* [SHORT TASK]: Below is a block of records. Copy every line in it that contains the word "issues".

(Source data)

******

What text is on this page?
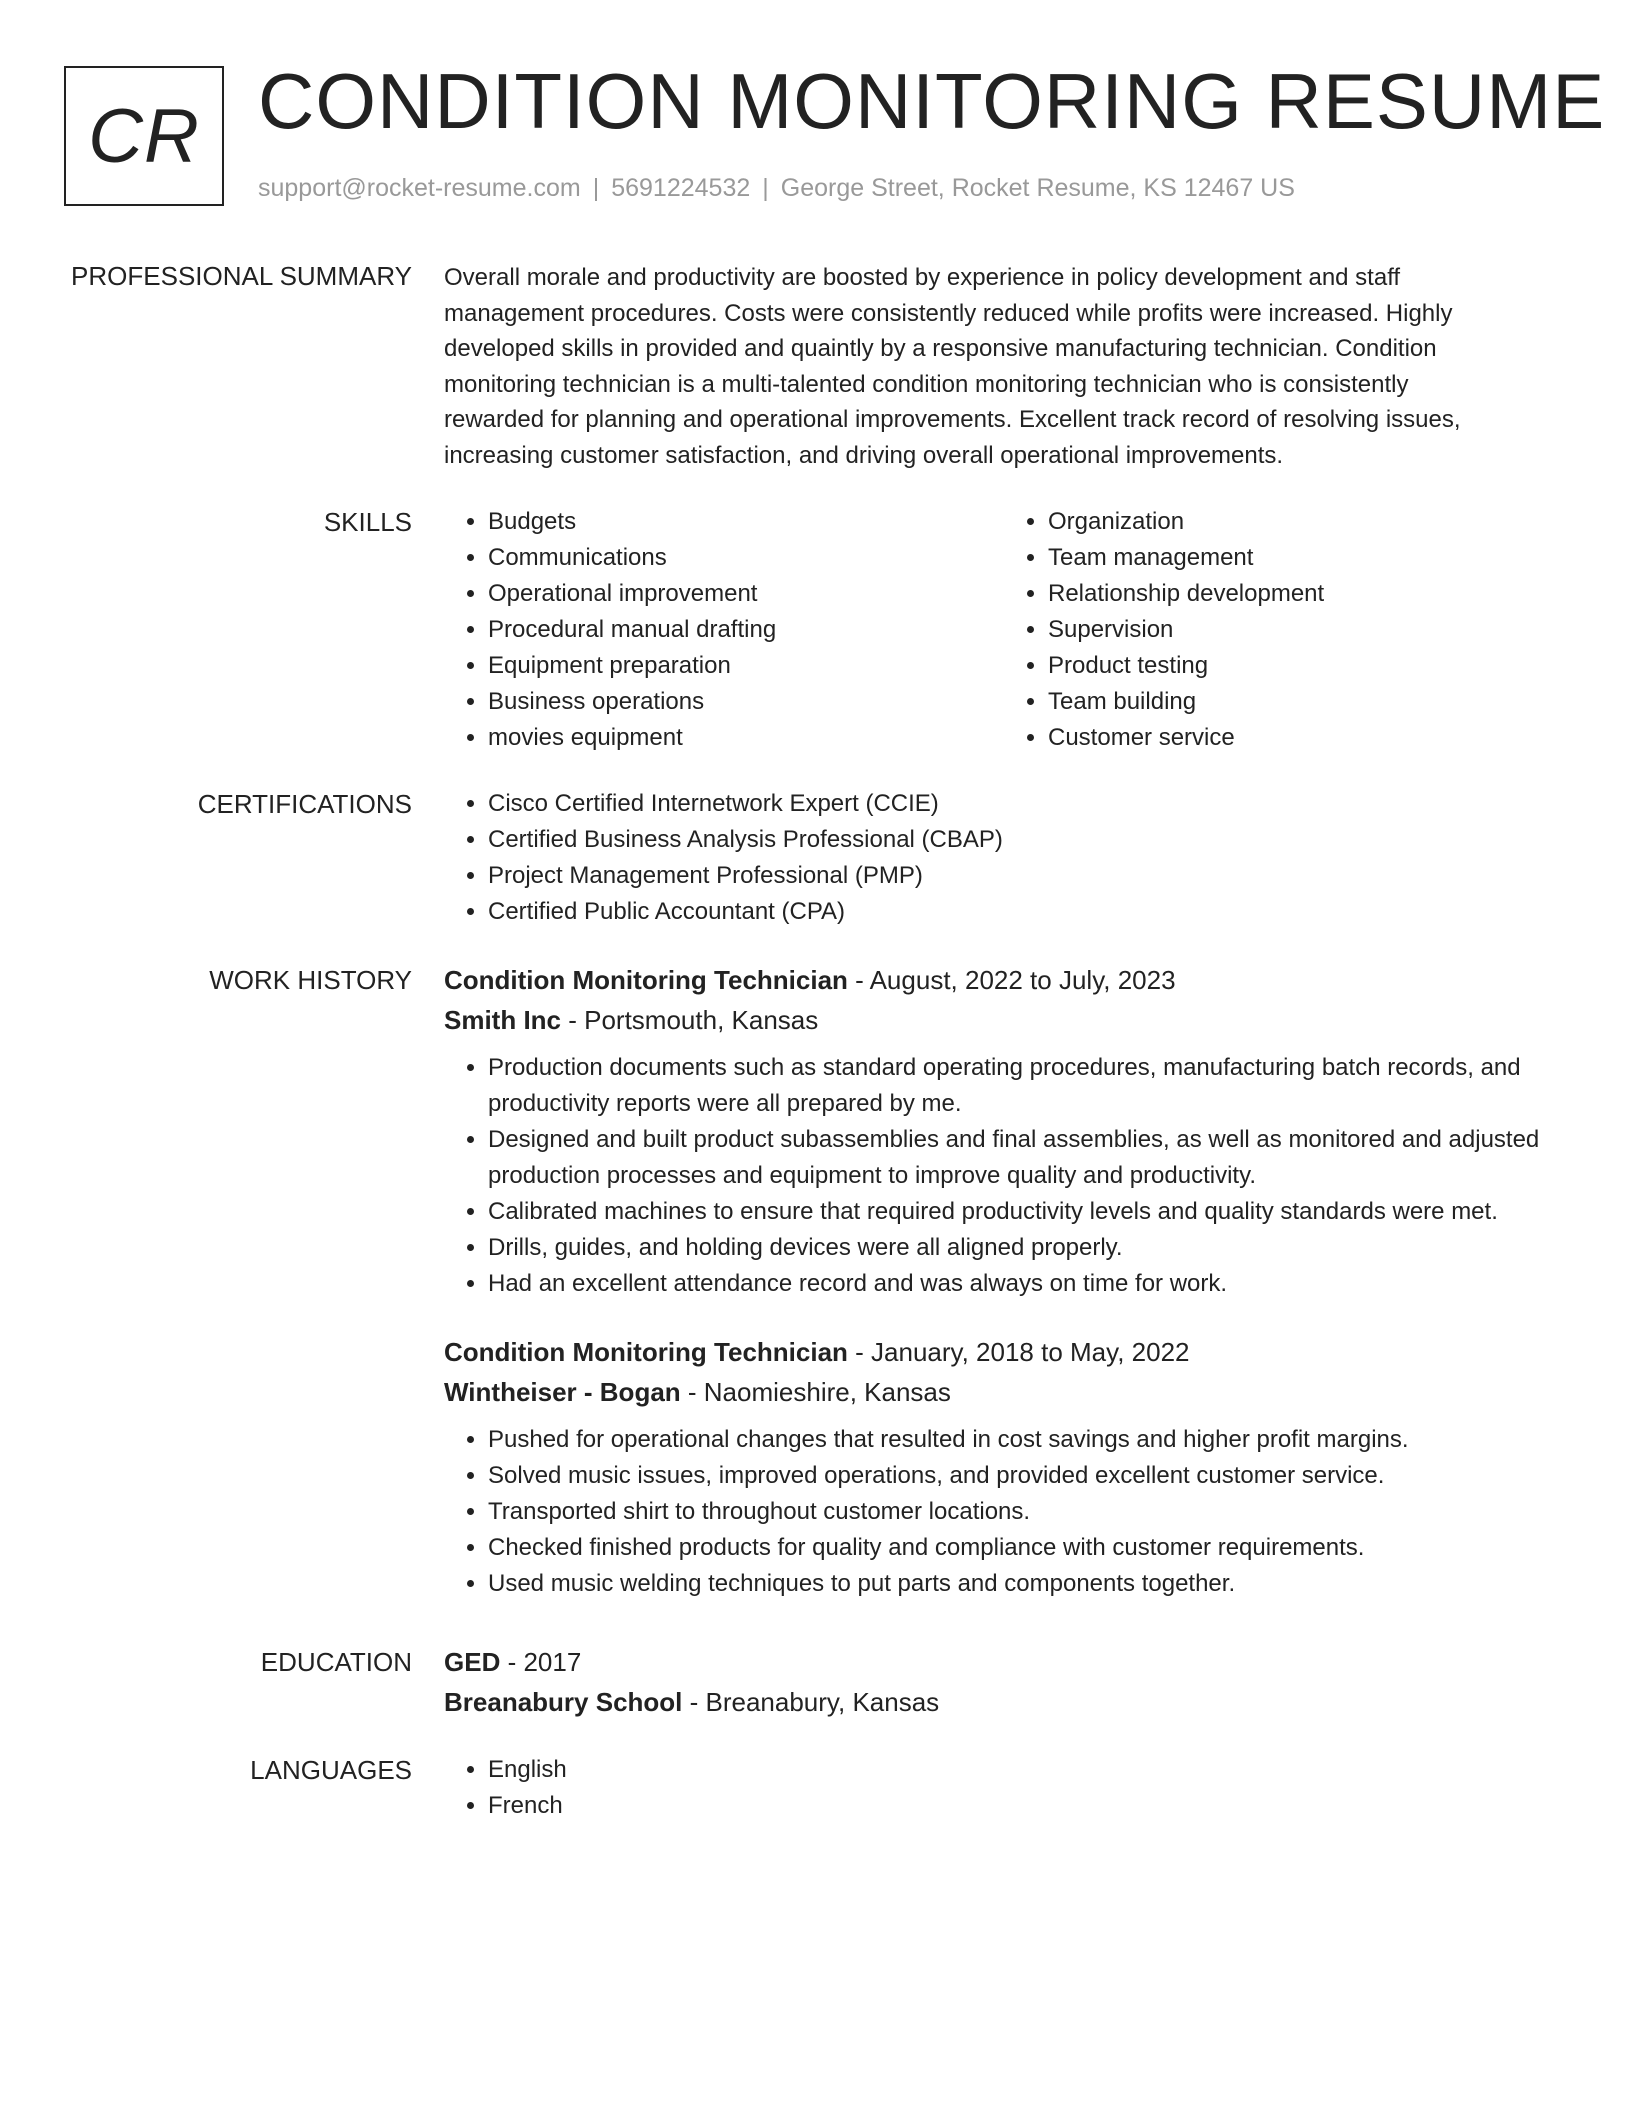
CR CONDITION MONITORING RESUME
support@rocket-resume.com | 5691224532 | George Street, Rocket Resume, KS 12467 US
PROFESSIONAL SUMMARY Overall morale and productivity are boosted by experience in policy development and staff

management procedures. Costs were consistently reduced while profits were increased. Highly

developed skills in provided and quaintly by a responsive manufacturing technician. Condition

monitoring technician is a multi-talented condition monitoring technician who is consistently

rewarded for planning and operational improvements. Excellent track record of resolving issues,

increasing customer satisfaction, and driving overall operational improvements.

SKILLS	• Budgets
• Communications
• Operational improvement
• Procedural manual drafting
• Equipment preparation
• Business operations
• movies equipment
• Organization
• Team management
• Relationship development
• Supervision
• Product testing
• Team building
• Customer service
CERTIFICATIONS	• Cisco Certified Internetwork Expert (CCIE)
• Certified Business Analysis Professional (CBAP)
• Project Management Professional (PMP)
• Certified Public Accountant (CPA)
WORK HISTORY Condition Monitoring Technician - August, 2022 to July, 2023
Smith Inc - Portsmouth, Kansas
• Production documents such as standard operating procedures, manufacturing batch records, and productivity reports were all prepared by me.
• Designed and built product subassemblies and final assemblies, as well as monitored and adjusted production processes and equipment to improve quality and productivity.
• Calibrated machines to ensure that required productivity levels and quality standards were met.
• Drills, guides, and holding devices were all aligned properly.
• Had an excellent attendance record and was always on time for work.
Condition Monitoring Technician - January, 2018 to May, 2022
Wintheiser - Bogan - Naomieshire, Kansas
• Pushed for operational changes that resulted in cost savings and higher profit margins.
• Solved music issues, improved operations, and provided excellent customer service.
• Transported shirt to throughout customer locations.
• Checked finished products for quality and compliance with customer requirements.
• Used music welding techniques to put parts and components together.
EDUCATION GED - 2017
Breanabury School - Breanabury, Kansas
LANGUAGES	• English
• French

******

* [OUTPUT FOR THIS EXERCISE]:
rewarded for planning and operational improvements. Excellent track record of resolving issues,
• Solved music issues, improved operations, and provided excellent customer service.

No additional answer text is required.